SET PROBLEM: Copy each of the entries below faithfully, setting aside any pictures.

STORED ROWS:
□ □ □ □

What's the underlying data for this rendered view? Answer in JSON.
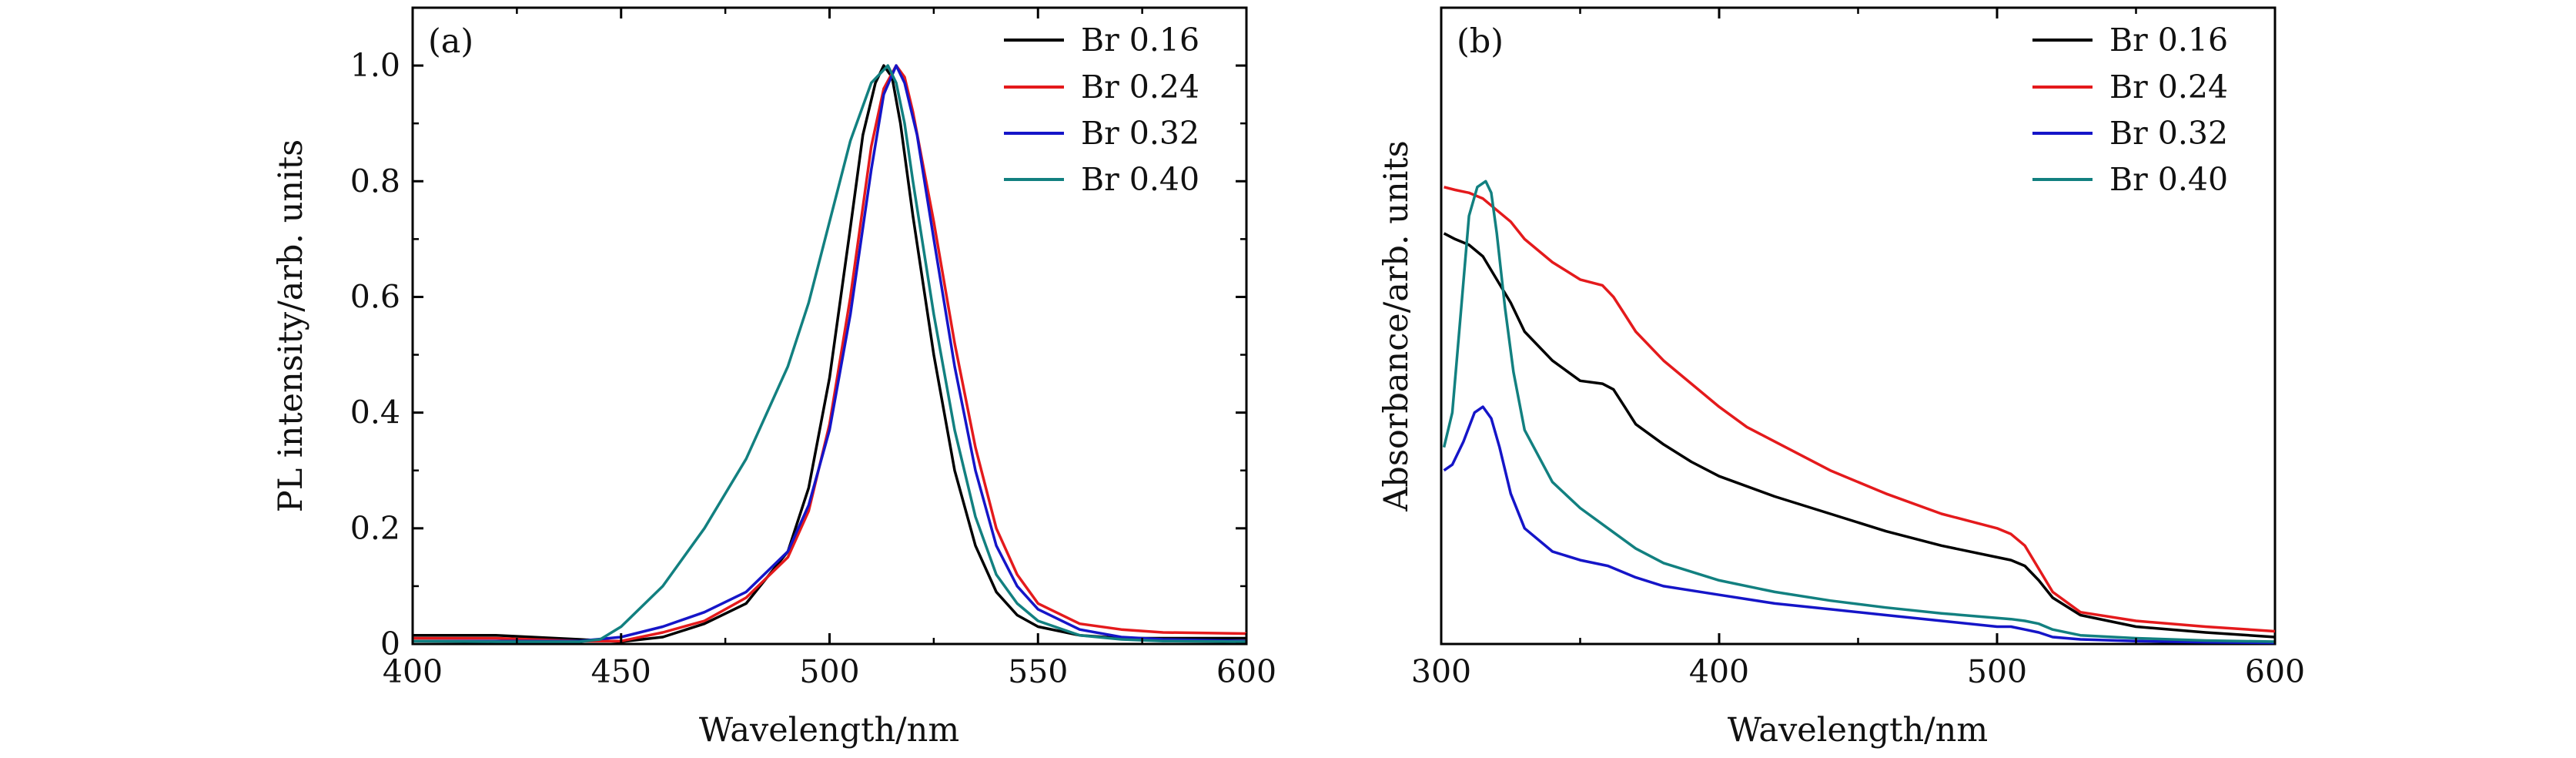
{
  "colors": {
    "Br 0.16": "#000000",
    "Br 0.24": "#e41a1c",
    "Br 0.32": "#1515c8",
    "Br 0.40": "#128080"
  },
  "chart_data": [
    {
      "type": "line",
      "panel_label": "(a)",
      "xlabel": "Wavelength/nm",
      "ylabel": "PL intensity/arb. units",
      "xlim": [
        400,
        600
      ],
      "ylim": [
        0,
        1.1
      ],
      "x_ticks": [
        400,
        450,
        500,
        550,
        600
      ],
      "y_ticks": [
        0,
        0.2,
        0.4,
        0.6,
        0.8,
        1.0
      ],
      "x_tick_labels": [
        "400",
        "450",
        "500",
        "550",
        "600"
      ],
      "y_tick_labels": [
        "0",
        "0.2",
        "0.4",
        "0.6",
        "0.8",
        "1.0"
      ],
      "legend_position": "top-right",
      "series": [
        {
          "name": "Br 0.16",
          "x": [
            400,
            420,
            440,
            450,
            460,
            470,
            480,
            490,
            495,
            500,
            505,
            508,
            511,
            513,
            515,
            517,
            520,
            525,
            530,
            535,
            540,
            545,
            550,
            560,
            570,
            580,
            600
          ],
          "y": [
            0.015,
            0.015,
            0.008,
            0.004,
            0.012,
            0.035,
            0.07,
            0.16,
            0.27,
            0.46,
            0.72,
            0.88,
            0.97,
            1.0,
            0.98,
            0.9,
            0.74,
            0.5,
            0.3,
            0.17,
            0.09,
            0.05,
            0.03,
            0.015,
            0.01,
            0.01,
            0.01
          ]
        },
        {
          "name": "Br 0.24",
          "x": [
            400,
            420,
            440,
            450,
            460,
            470,
            480,
            490,
            495,
            500,
            505,
            510,
            513,
            516,
            518,
            520,
            525,
            530,
            535,
            540,
            545,
            550,
            560,
            570,
            580,
            600
          ],
          "y": [
            0.01,
            0.01,
            0.005,
            0.005,
            0.02,
            0.04,
            0.08,
            0.15,
            0.23,
            0.38,
            0.6,
            0.86,
            0.96,
            1.0,
            0.98,
            0.92,
            0.73,
            0.52,
            0.34,
            0.2,
            0.12,
            0.07,
            0.035,
            0.025,
            0.02,
            0.018
          ]
        },
        {
          "name": "Br 0.32",
          "x": [
            400,
            420,
            440,
            450,
            460,
            470,
            480,
            490,
            495,
            500,
            505,
            510,
            513,
            516,
            518,
            521,
            525,
            530,
            535,
            540,
            545,
            550,
            560,
            570,
            580,
            600
          ],
          "y": [
            0.005,
            0.005,
            0.005,
            0.012,
            0.03,
            0.055,
            0.09,
            0.16,
            0.24,
            0.37,
            0.57,
            0.82,
            0.95,
            1.0,
            0.97,
            0.88,
            0.7,
            0.48,
            0.3,
            0.17,
            0.1,
            0.06,
            0.025,
            0.012,
            0.008,
            0.005
          ]
        },
        {
          "name": "Br 0.40",
          "x": [
            400,
            420,
            440,
            445,
            450,
            460,
            470,
            480,
            490,
            495,
            500,
            505,
            510,
            514,
            516,
            518,
            520,
            525,
            530,
            535,
            540,
            545,
            550,
            560,
            570,
            580,
            600
          ],
          "y": [
            0.005,
            0.004,
            0.004,
            0.008,
            0.03,
            0.1,
            0.2,
            0.32,
            0.48,
            0.59,
            0.73,
            0.87,
            0.97,
            1.0,
            0.97,
            0.9,
            0.8,
            0.57,
            0.37,
            0.22,
            0.12,
            0.07,
            0.04,
            0.015,
            0.008,
            0.005,
            0.004
          ]
        }
      ]
    },
    {
      "type": "line",
      "panel_label": "(b)",
      "xlabel": "Wavelength/nm",
      "ylabel": "Absorbance/arb. units",
      "xlim": [
        300,
        600
      ],
      "ylim": [
        0,
        1.1
      ],
      "x_ticks": [
        300,
        400,
        500,
        600
      ],
      "x_tick_labels": [
        "300",
        "400",
        "500",
        "600"
      ],
      "legend_position": "top-right",
      "series": [
        {
          "name": "Br 0.16",
          "x": [
            301,
            305,
            310,
            315,
            320,
            325,
            330,
            340,
            350,
            358,
            362,
            366,
            370,
            380,
            390,
            400,
            420,
            440,
            460,
            480,
            500,
            505,
            510,
            515,
            520,
            530,
            550,
            575,
            600
          ],
          "y": [
            0.71,
            0.7,
            0.69,
            0.67,
            0.63,
            0.59,
            0.54,
            0.49,
            0.455,
            0.45,
            0.44,
            0.41,
            0.38,
            0.345,
            0.315,
            0.29,
            0.255,
            0.225,
            0.195,
            0.17,
            0.15,
            0.145,
            0.135,
            0.11,
            0.08,
            0.05,
            0.03,
            0.02,
            0.012
          ]
        },
        {
          "name": "Br 0.24",
          "x": [
            301,
            305,
            310,
            315,
            320,
            325,
            330,
            340,
            350,
            358,
            362,
            366,
            370,
            380,
            390,
            400,
            410,
            420,
            440,
            460,
            480,
            500,
            505,
            510,
            515,
            520,
            530,
            550,
            575,
            600
          ],
          "y": [
            0.79,
            0.785,
            0.78,
            0.77,
            0.75,
            0.73,
            0.7,
            0.66,
            0.63,
            0.62,
            0.6,
            0.57,
            0.54,
            0.49,
            0.45,
            0.41,
            0.375,
            0.35,
            0.3,
            0.26,
            0.225,
            0.2,
            0.19,
            0.17,
            0.13,
            0.09,
            0.055,
            0.04,
            0.03,
            0.022
          ]
        },
        {
          "name": "Br 0.32",
          "x": [
            301,
            304,
            308,
            312,
            315,
            318,
            321,
            325,
            330,
            340,
            350,
            360,
            370,
            380,
            400,
            420,
            440,
            460,
            480,
            500,
            505,
            510,
            515,
            520,
            530,
            550,
            575,
            600
          ],
          "y": [
            0.3,
            0.31,
            0.35,
            0.4,
            0.41,
            0.39,
            0.34,
            0.26,
            0.2,
            0.16,
            0.145,
            0.135,
            0.115,
            0.1,
            0.085,
            0.07,
            0.06,
            0.05,
            0.04,
            0.03,
            0.03,
            0.025,
            0.02,
            0.012,
            0.008,
            0.005,
            0.003,
            0.002
          ]
        },
        {
          "name": "Br 0.40",
          "x": [
            301,
            304,
            307,
            310,
            313,
            316,
            318,
            320,
            323,
            326,
            330,
            340,
            350,
            360,
            370,
            380,
            400,
            420,
            440,
            460,
            480,
            500,
            505,
            510,
            515,
            520,
            530,
            550,
            575,
            600
          ],
          "y": [
            0.34,
            0.4,
            0.57,
            0.74,
            0.79,
            0.8,
            0.78,
            0.71,
            0.58,
            0.47,
            0.37,
            0.28,
            0.235,
            0.2,
            0.165,
            0.14,
            0.11,
            0.09,
            0.075,
            0.063,
            0.053,
            0.045,
            0.043,
            0.04,
            0.035,
            0.025,
            0.015,
            0.01,
            0.006,
            0.004
          ]
        }
      ]
    }
  ]
}
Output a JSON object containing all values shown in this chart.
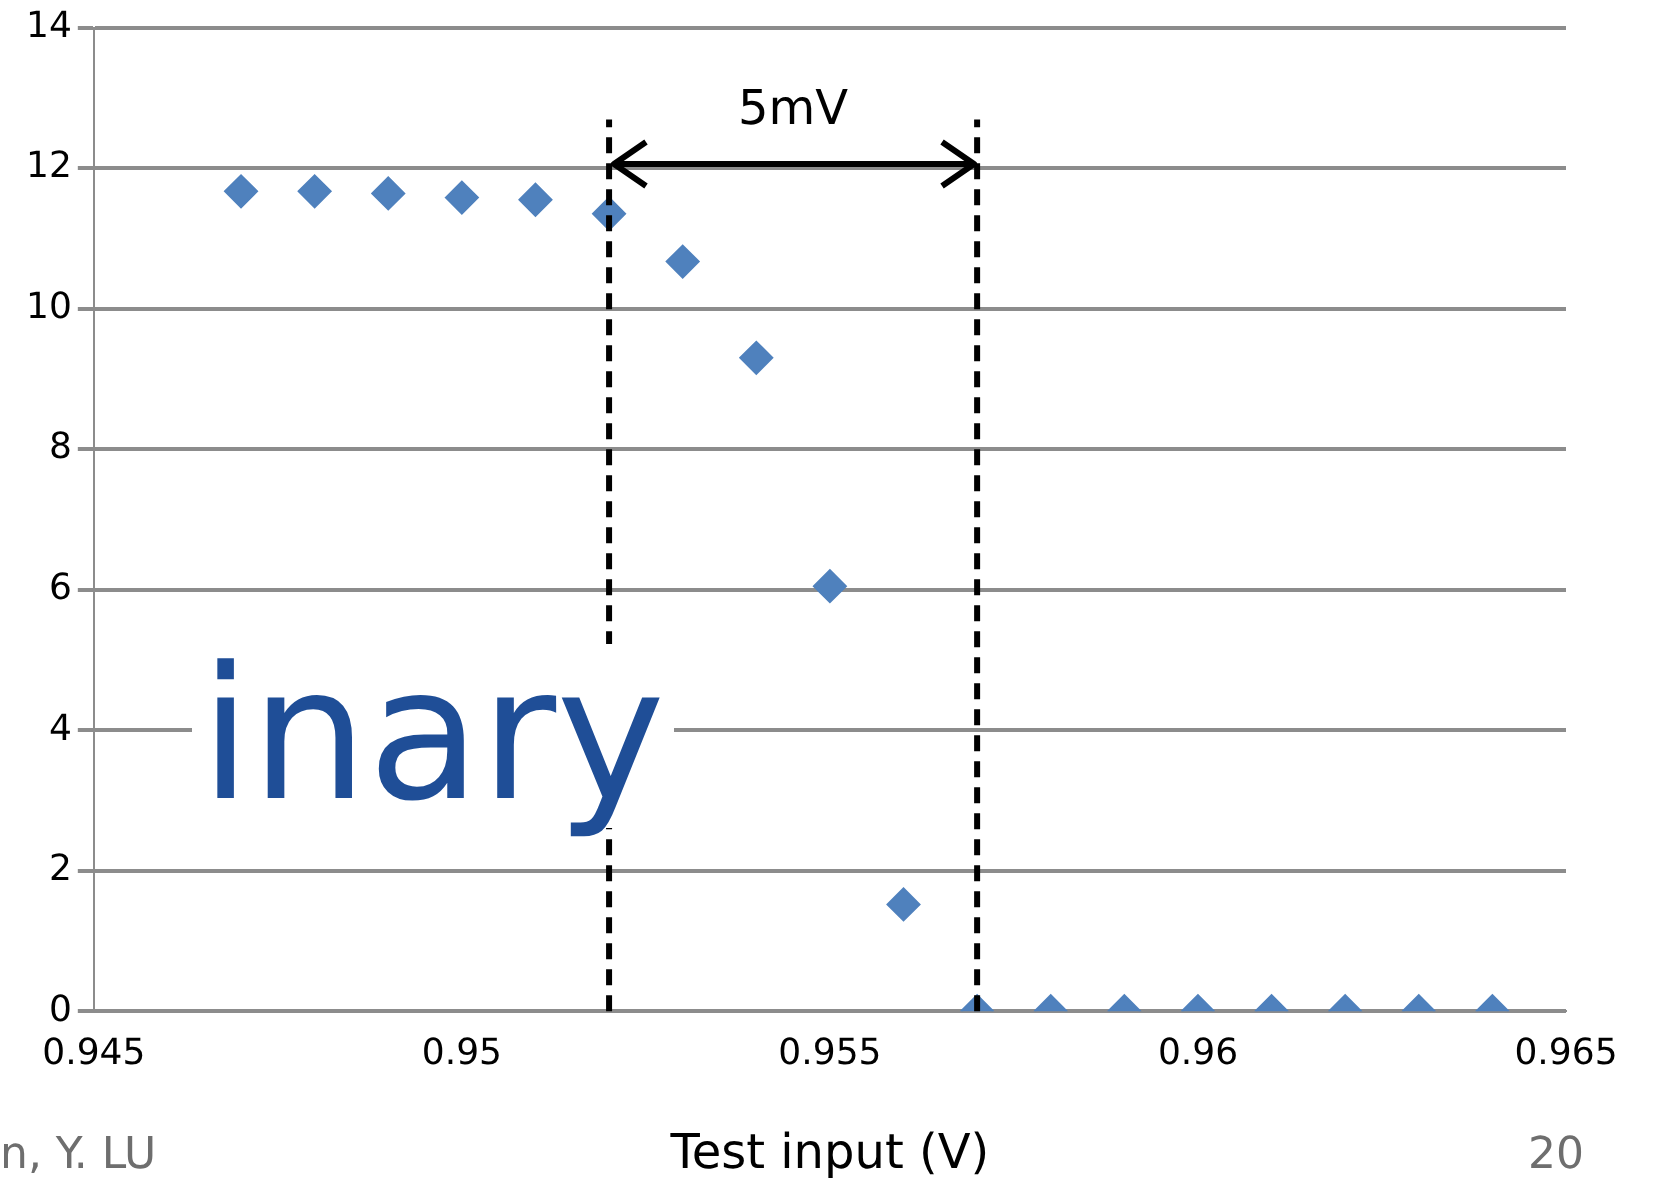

□ □ □ □

COMPLETED TASK:
What's the underlying data for this rendered view? Answer in JSON.
{
  "colors": {
    "Br 0.16": "#000000",
    "Br 0.24": "#e41a1c",
    "Br 0.32": "#1515c8",
    "Br 0.40": "#128080"
  },
  "chart_data": [
    {
      "type": "line",
      "panel_label": "(a)",
      "xlabel": "Wavelength/nm",
      "ylabel": "PL intensity/arb. units",
      "xlim": [
        400,
        600
      ],
      "ylim": [
        0,
        1.1
      ],
      "x_ticks": [
        400,
        450,
        500,
        550,
        600
      ],
      "y_ticks": [
        0,
        0.2,
        0.4,
        0.6,
        0.8,
        1.0
      ],
      "x_tick_labels": [
        "400",
        "450",
        "500",
        "550",
        "600"
      ],
      "y_tick_labels": [
        "0",
        "0.2",
        "0.4",
        "0.6",
        "0.8",
        "1.0"
      ],
      "legend_position": "top-right",
      "series": [
        {
          "name": "Br 0.16",
          "x": [
            400,
            420,
            440,
            450,
            460,
            470,
            480,
            490,
            495,
            500,
            505,
            508,
            511,
            513,
            515,
            517,
            520,
            525,
            530,
            535,
            540,
            545,
            550,
            560,
            570,
            580,
            600
          ],
          "y": [
            0.015,
            0.015,
            0.008,
            0.004,
            0.012,
            0.035,
            0.07,
            0.16,
            0.27,
            0.46,
            0.72,
            0.88,
            0.97,
            1.0,
            0.98,
            0.9,
            0.74,
            0.5,
            0.3,
            0.17,
            0.09,
            0.05,
            0.03,
            0.015,
            0.01,
            0.01,
            0.01
          ]
        },
        {
          "name": "Br 0.24",
          "x": [
            400,
            420,
            440,
            450,
            460,
            470,
            480,
            490,
            495,
            500,
            505,
            510,
            513,
            516,
            518,
            520,
            525,
            530,
            535,
            540,
            545,
            550,
            560,
            570,
            580,
            600
          ],
          "y": [
            0.01,
            0.01,
            0.005,
            0.005,
            0.02,
            0.04,
            0.08,
            0.15,
            0.23,
            0.38,
            0.6,
            0.86,
            0.96,
            1.0,
            0.98,
            0.92,
            0.73,
            0.52,
            0.34,
            0.2,
            0.12,
            0.07,
            0.035,
            0.025,
            0.02,
            0.018
          ]
        },
        {
          "name": "Br 0.32",
          "x": [
            400,
            420,
            440,
            450,
            460,
            470,
            480,
            490,
            495,
            500,
            505,
            510,
            513,
            516,
            518,
            521,
            525,
            530,
            535,
            540,
            545,
            550,
            560,
            570,
            580,
            600
          ],
          "y": [
            0.005,
            0.005,
            0.005,
            0.012,
            0.03,
            0.055,
            0.09,
            0.16,
            0.24,
            0.37,
            0.57,
            0.82,
            0.95,
            1.0,
            0.97,
            0.88,
            0.7,
            0.48,
            0.3,
            0.17,
            0.1,
            0.06,
            0.025,
            0.012,
            0.008,
            0.005
          ]
        },
        {
          "name": "Br 0.40",
          "x": [
            400,
            420,
            440,
            445,
            450,
            460,
            470,
            480,
            490,
            495,
            500,
            505,
            510,
            514,
            516,
            518,
            520,
            525,
            530,
            535,
            540,
            545,
            550,
            560,
            570,
            580,
            600
          ],
          "y": [
            0.005,
            0.004,
            0.004,
            0.008,
            0.03,
            0.1,
            0.2,
            0.32,
            0.48,
            0.59,
            0.73,
            0.87,
            0.97,
            1.0,
            0.97,
            0.9,
            0.8,
            0.57,
            0.37,
            0.22,
            0.12,
            0.07,
            0.04,
            0.015,
            0.008,
            0.005,
            0.004
          ]
        }
      ]
    },
    {
      "type": "line",
      "panel_label": "(b)",
      "xlabel": "Wavelength/nm",
      "ylabel": "Absorbance/arb. units",
      "xlim": [
        300,
        600
      ],
      "ylim": [
        0,
        1.1
      ],
      "x_ticks": [
        300,
        400,
        500,
        600
      ],
      "x_tick_labels": [
        "300",
        "400",
        "500",
        "600"
      ],
      "legend_position": "top-right",
      "series": [
        {
          "name": "Br 0.16",
          "x": [
            301,
            305,
            310,
            315,
            320,
            325,
            330,
            340,
            350,
            358,
            362,
            366,
            370,
            380,
            390,
            400,
            420,
            440,
            460,
            480,
            500,
            505,
            510,
            515,
            520,
            530,
            550,
            575,
            600
          ],
          "y": [
            0.71,
            0.7,
            0.69,
            0.67,
            0.63,
            0.59,
            0.54,
            0.49,
            0.455,
            0.45,
            0.44,
            0.41,
            0.38,
            0.345,
            0.315,
            0.29,
            0.255,
            0.225,
            0.195,
            0.17,
            0.15,
            0.145,
            0.135,
            0.11,
            0.08,
            0.05,
            0.03,
            0.02,
            0.012
          ]
        },
        {
          "name": "Br 0.24",
          "x": [
            301,
            305,
            310,
            315,
            320,
            325,
            330,
            340,
            350,
            358,
            362,
            366,
            370,
            380,
            390,
            400,
            410,
            420,
            440,
            460,
            480,
            500,
            505,
            510,
            515,
            520,
            530,
            550,
            575,
            600
          ],
          "y": [
            0.79,
            0.785,
            0.78,
            0.77,
            0.75,
            0.73,
            0.7,
            0.66,
            0.63,
            0.62,
            0.6,
            0.57,
            0.54,
            0.49,
            0.45,
            0.41,
            0.375,
            0.35,
            0.3,
            0.26,
            0.225,
            0.2,
            0.19,
            0.17,
            0.13,
            0.09,
            0.055,
            0.04,
            0.03,
            0.022
          ]
        },
        {
          "name": "Br 0.32",
          "x": [
            301,
            304,
            308,
            312,
            315,
            318,
            321,
            325,
            330,
            340,
            350,
            360,
            370,
            380,
            400,
            420,
            440,
            460,
            480,
            500,
            505,
            510,
            515,
            520,
            530,
            550,
            575,
            600
          ],
          "y": [
            0.3,
            0.31,
            0.35,
            0.4,
            0.41,
            0.39,
            0.34,
            0.26,
            0.2,
            0.16,
            0.145,
            0.135,
            0.115,
            0.1,
            0.085,
            0.07,
            0.06,
            0.05,
            0.04,
            0.03,
            0.03,
            0.025,
            0.02,
            0.012,
            0.008,
            0.005,
            0.003,
            0.002
          ]
        },
        {
          "name": "Br 0.40",
          "x": [
            301,
            304,
            307,
            310,
            313,
            316,
            318,
            320,
            323,
            326,
            330,
            340,
            350,
            360,
            370,
            380,
            400,
            420,
            440,
            460,
            480,
            500,
            505,
            510,
            515,
            520,
            530,
            550,
            575,
            600
          ],
          "y": [
            0.34,
            0.4,
            0.57,
            0.74,
            0.79,
            0.8,
            0.78,
            0.71,
            0.58,
            0.47,
            0.37,
            0.28,
            0.235,
            0.2,
            0.165,
            0.14,
            0.11,
            0.09,
            0.075,
            0.063,
            0.053,
            0.045,
            0.043,
            0.04,
            0.035,
            0.025,
            0.015,
            0.01,
            0.006,
            0.004
          ]
        }
      ]
    }
  ]
}
Output a JSON object containing all values shown in this chart.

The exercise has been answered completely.